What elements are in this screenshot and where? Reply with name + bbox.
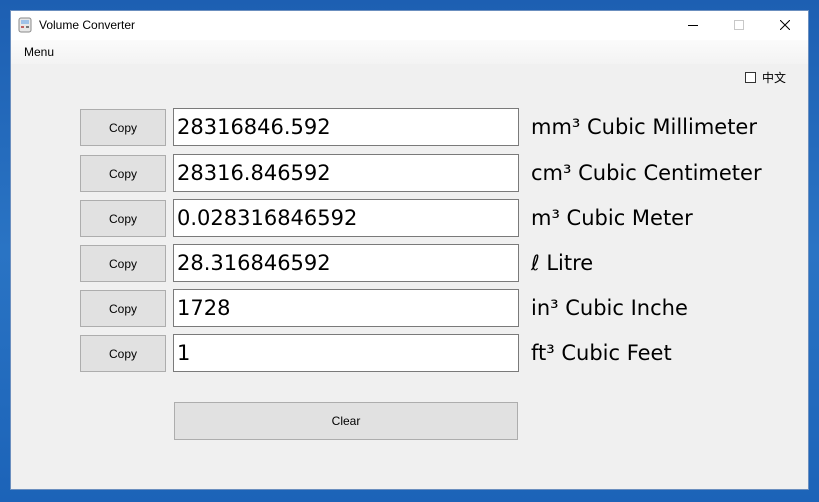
copy-button-litre[interactable]: Copy xyxy=(80,245,166,282)
copy-button-ft3[interactable]: Copy xyxy=(80,335,166,372)
value-input-cm3[interactable] xyxy=(173,154,519,192)
unit-label-m3: m³ Cubic Meter xyxy=(531,206,693,230)
close-button[interactable] xyxy=(762,11,808,40)
maximize-button[interactable] xyxy=(716,11,762,40)
copy-button-m3[interactable]: Copy xyxy=(80,200,166,237)
language-toggle[interactable]: 中文 xyxy=(745,69,786,86)
unit-label-in3: in³ Cubic Inche xyxy=(531,296,688,320)
copy-button-in3[interactable]: Copy xyxy=(80,290,166,327)
value-input-litre[interactable] xyxy=(173,244,519,282)
value-input-in3[interactable] xyxy=(173,289,519,327)
menu-item-menu[interactable]: Menu xyxy=(24,45,54,59)
app-icon xyxy=(18,17,32,33)
value-input-m3[interactable] xyxy=(173,199,519,237)
minimize-icon xyxy=(688,17,698,35)
close-icon xyxy=(779,17,791,35)
copy-button-cm3[interactable]: Copy xyxy=(80,155,166,192)
unit-label-litre: ℓ Litre xyxy=(531,251,594,275)
value-input-ft3[interactable] xyxy=(173,334,519,372)
unit-label-ft3: ft³ Cubic Feet xyxy=(531,341,672,365)
app-window: Volume Converter Menu 中文 Copy mm³ Cubic … xyxy=(10,10,809,490)
unit-label-cm3: cm³ Cubic Centimeter xyxy=(531,161,762,185)
language-checkbox[interactable] xyxy=(745,72,756,83)
maximize-icon xyxy=(734,17,744,35)
window-title: Volume Converter xyxy=(39,18,136,32)
value-input-mm3[interactable] xyxy=(173,108,519,146)
minimize-button[interactable] xyxy=(670,11,716,40)
menu-bar: Menu xyxy=(11,40,808,64)
title-bar[interactable]: Volume Converter xyxy=(11,11,808,40)
copy-button-mm3[interactable]: Copy xyxy=(80,109,166,146)
clear-button[interactable]: Clear xyxy=(174,402,518,440)
unit-label-mm3: mm³ Cubic Millimeter xyxy=(531,115,757,139)
language-label: 中文 xyxy=(762,71,787,85)
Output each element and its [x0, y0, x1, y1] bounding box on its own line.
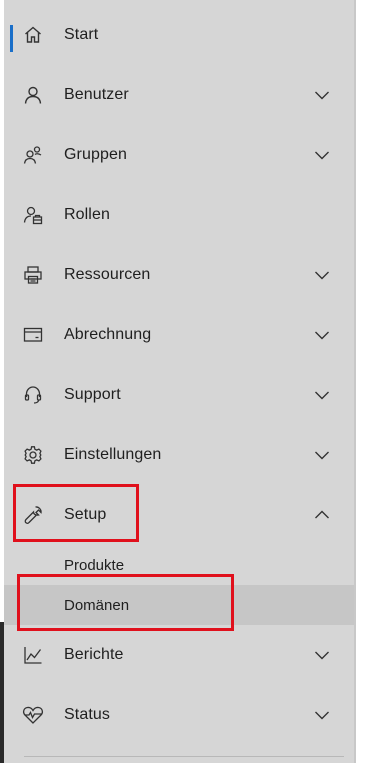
sidebar-item-label: Berichte — [64, 646, 124, 663]
sidebar-item-label: Benutzer — [64, 86, 129, 103]
sidebar-item-einstellungen[interactable]: Einstellungen — [4, 425, 354, 485]
sidebar-item-ressourcen[interactable]: Ressourcen — [4, 245, 354, 305]
sidebar-item-gruppen[interactable]: Gruppen — [4, 125, 354, 185]
highlight-box-domaenen — [17, 574, 234, 631]
chevron-down-icon[interactable] — [312, 385, 332, 405]
scrollbar-track[interactable] — [354, 0, 370, 763]
sidebar-item-label: Start — [64, 26, 99, 43]
sidebar-item-label: Einstellungen — [64, 446, 162, 463]
chevron-down-icon[interactable] — [312, 445, 332, 465]
chevron-down-icon[interactable] — [312, 645, 332, 665]
sidebar-subitem-label: Produkte — [64, 556, 125, 574]
heart-pulse-icon — [22, 704, 44, 726]
sidebar-item-berichte[interactable]: Berichte — [4, 625, 354, 685]
sidebar-item-label: Support — [64, 386, 121, 403]
user-icon — [22, 84, 44, 106]
chevron-down-icon[interactable] — [312, 265, 332, 285]
highlight-box-setup — [13, 484, 139, 542]
gear-icon — [22, 444, 44, 466]
home-icon — [22, 24, 44, 46]
sidebar-item-label: Status — [64, 706, 110, 723]
sidebar-nav: Start Benutzer Gruppen Rollen Ressourcen… — [4, 0, 354, 763]
chevron-down-icon[interactable] — [312, 145, 332, 165]
sidebar-item-support[interactable]: Support — [4, 365, 354, 425]
chevron-down-icon[interactable] — [312, 325, 332, 345]
sidebar-item-start[interactable]: Start — [4, 5, 354, 65]
scrollbar-edge — [354, 0, 356, 763]
headset-icon — [22, 384, 44, 406]
printer-icon — [22, 264, 44, 286]
sidebar-item-label: Rollen — [64, 206, 110, 223]
chevron-down-icon[interactable] — [312, 85, 332, 105]
admin-nav-screenshot: Start Benutzer Gruppen Rollen Ressourcen… — [0, 0, 370, 763]
sidebar-item-label: Ressourcen — [64, 266, 151, 283]
active-indicator — [10, 25, 13, 52]
role-icon — [22, 204, 44, 226]
credit-card-icon — [22, 324, 44, 346]
sidebar-item-rollen[interactable]: Rollen — [4, 185, 354, 245]
chevron-up-icon[interactable] — [312, 505, 332, 525]
sidebar-item-status[interactable]: Status — [4, 685, 354, 745]
line-chart-icon — [22, 644, 44, 666]
sidebar-item-label: Gruppen — [64, 146, 127, 163]
bottom-divider — [24, 756, 344, 757]
sidebar-item-label: Abrechnung — [64, 326, 152, 343]
sidebar-item-abrechnung[interactable]: Abrechnung — [4, 305, 354, 365]
sidebar-item-benutzer[interactable]: Benutzer — [4, 65, 354, 125]
chevron-down-icon[interactable] — [312, 705, 332, 725]
group-icon — [22, 144, 44, 166]
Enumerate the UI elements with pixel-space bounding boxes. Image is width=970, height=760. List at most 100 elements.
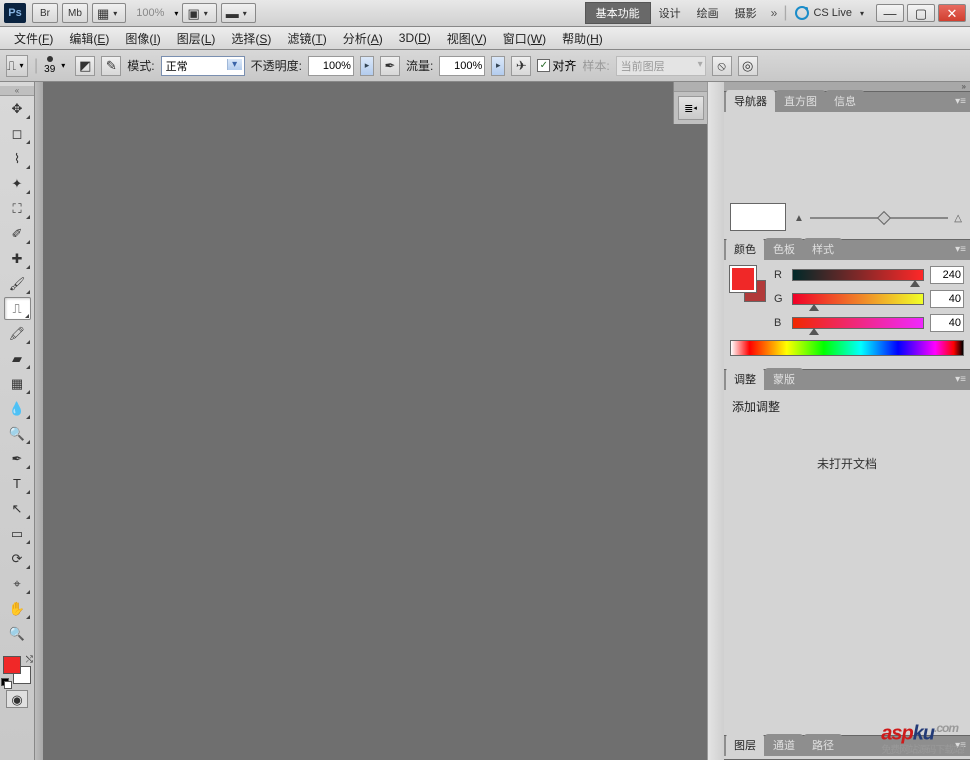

------------------------------------------------------------------------

- YOUR INSTRUCTIONS
Reproduce every line of the records above word for word, omitting the pictures.

- EXERCISE RESPONSE
What elements are in this screenshot and where? Reply with name + bbox.
copy-button-litre[interactable]: Copy xyxy=(80,245,166,282)
copy-button-ft3[interactable]: Copy xyxy=(80,335,166,372)
value-input-cm3[interactable] xyxy=(173,154,519,192)
unit-label-m3: m³ Cubic Meter xyxy=(531,206,693,230)
close-button[interactable] xyxy=(762,11,808,40)
maximize-button[interactable] xyxy=(716,11,762,40)
copy-button-m3[interactable]: Copy xyxy=(80,200,166,237)
language-toggle[interactable]: 中文 xyxy=(745,69,786,86)
unit-label-in3: in³ Cubic Inche xyxy=(531,296,688,320)
copy-button-in3[interactable]: Copy xyxy=(80,290,166,327)
value-input-litre[interactable] xyxy=(173,244,519,282)
value-input-in3[interactable] xyxy=(173,289,519,327)
menu-item-menu[interactable]: Menu xyxy=(24,45,54,59)
app-icon xyxy=(18,17,32,33)
value-input-m3[interactable] xyxy=(173,199,519,237)
minimize-icon xyxy=(688,17,698,35)
close-icon xyxy=(779,17,791,35)
copy-button-cm3[interactable]: Copy xyxy=(80,155,166,192)
unit-label-litre: ℓ Litre xyxy=(531,251,594,275)
value-input-ft3[interactable] xyxy=(173,334,519,372)
unit-label-ft3: ft³ Cubic Feet xyxy=(531,341,672,365)
app-window: Volume Converter Menu 中文 Copy mm³ Cubic … xyxy=(10,10,809,490)
unit-label-cm3: cm³ Cubic Centimeter xyxy=(531,161,762,185)
language-checkbox[interactable] xyxy=(745,72,756,83)
maximize-icon xyxy=(734,17,744,35)
window-title: Volume Converter xyxy=(39,18,136,32)
value-input-mm3[interactable] xyxy=(173,108,519,146)
minimize-button[interactable] xyxy=(670,11,716,40)
menu-bar: Menu xyxy=(11,40,808,64)
title-bar[interactable]: Volume Converter xyxy=(11,11,808,40)
copy-button-mm3[interactable]: Copy xyxy=(80,109,166,146)
clear-button[interactable]: Clear xyxy=(174,402,518,440)
unit-label-mm3: mm³ Cubic Millimeter xyxy=(531,115,757,139)
language-label: 中文 xyxy=(762,71,787,85)
Output each element and its [x0, y0, x1, y1] bounding box on its own line.
sidebar-item-label: Berichte — [64, 646, 124, 663]
sidebar-item-label: Benutzer — [64, 86, 129, 103]
sidebar-item-einstellungen[interactable]: Einstellungen — [4, 425, 354, 485]
sidebar-item-ressourcen[interactable]: Ressourcen — [4, 245, 354, 305]
sidebar-item-gruppen[interactable]: Gruppen — [4, 125, 354, 185]
highlight-box-domaenen — [17, 574, 234, 631]
chevron-down-icon[interactable] — [312, 385, 332, 405]
scrollbar-track[interactable] — [354, 0, 370, 763]
sidebar-item-label: Start — [64, 26, 99, 43]
sidebar-item-label: Einstellungen — [64, 446, 162, 463]
chevron-down-icon[interactable] — [312, 445, 332, 465]
chevron-down-icon[interactable] — [312, 645, 332, 665]
sidebar-subitem-label: Produkte — [64, 556, 125, 574]
heart-pulse-icon — [22, 704, 44, 726]
sidebar-item-berichte[interactable]: Berichte — [4, 625, 354, 685]
sidebar-item-label: Support — [64, 386, 121, 403]
user-icon — [22, 84, 44, 106]
chevron-down-icon[interactable] — [312, 265, 332, 285]
highlight-box-setup — [13, 484, 139, 542]
gear-icon — [22, 444, 44, 466]
home-icon — [22, 24, 44, 46]
sidebar-item-label: Status — [64, 706, 110, 723]
sidebar-nav: Start Benutzer Gruppen Rollen Ressourcen… — [4, 0, 354, 763]
chevron-down-icon[interactable] — [312, 145, 332, 165]
sidebar-item-support[interactable]: Support — [4, 365, 354, 425]
chevron-down-icon[interactable] — [312, 325, 332, 345]
sidebar-item-start[interactable]: Start — [4, 5, 354, 65]
scrollbar-edge — [354, 0, 356, 763]
headset-icon — [22, 384, 44, 406]
printer-icon — [22, 264, 44, 286]
sidebar-item-label: Rollen — [64, 206, 110, 223]
chevron-down-icon[interactable] — [312, 85, 332, 105]
admin-nav-screenshot: Start Benutzer Gruppen Rollen Ressourcen… — [0, 0, 370, 763]
sidebar-item-label: Ressourcen — [64, 266, 151, 283]
active-indicator — [10, 25, 13, 52]
role-icon — [22, 204, 44, 226]
credit-card-icon — [22, 324, 44, 346]
sidebar-item-rollen[interactable]: Rollen — [4, 185, 354, 245]
chevron-up-icon[interactable] — [312, 505, 332, 525]
sidebar-item-status[interactable]: Status — [4, 685, 354, 745]
line-chart-icon — [22, 644, 44, 666]
sidebar-item-label: Gruppen — [64, 146, 127, 163]
bottom-divider — [24, 756, 344, 757]
sidebar-item-label: Abrechnung — [64, 326, 152, 343]
sidebar-item-abrechnung[interactable]: Abrechnung — [4, 305, 354, 365]
sidebar-item-benutzer[interactable]: Benutzer — [4, 65, 354, 125]
chevron-down-icon[interactable] — [312, 705, 332, 725]
group-icon — [22, 144, 44, 166]
Enumerate the UI elements with pixel-space bounding boxes. Image is width=970, height=760. List at most 100 elements.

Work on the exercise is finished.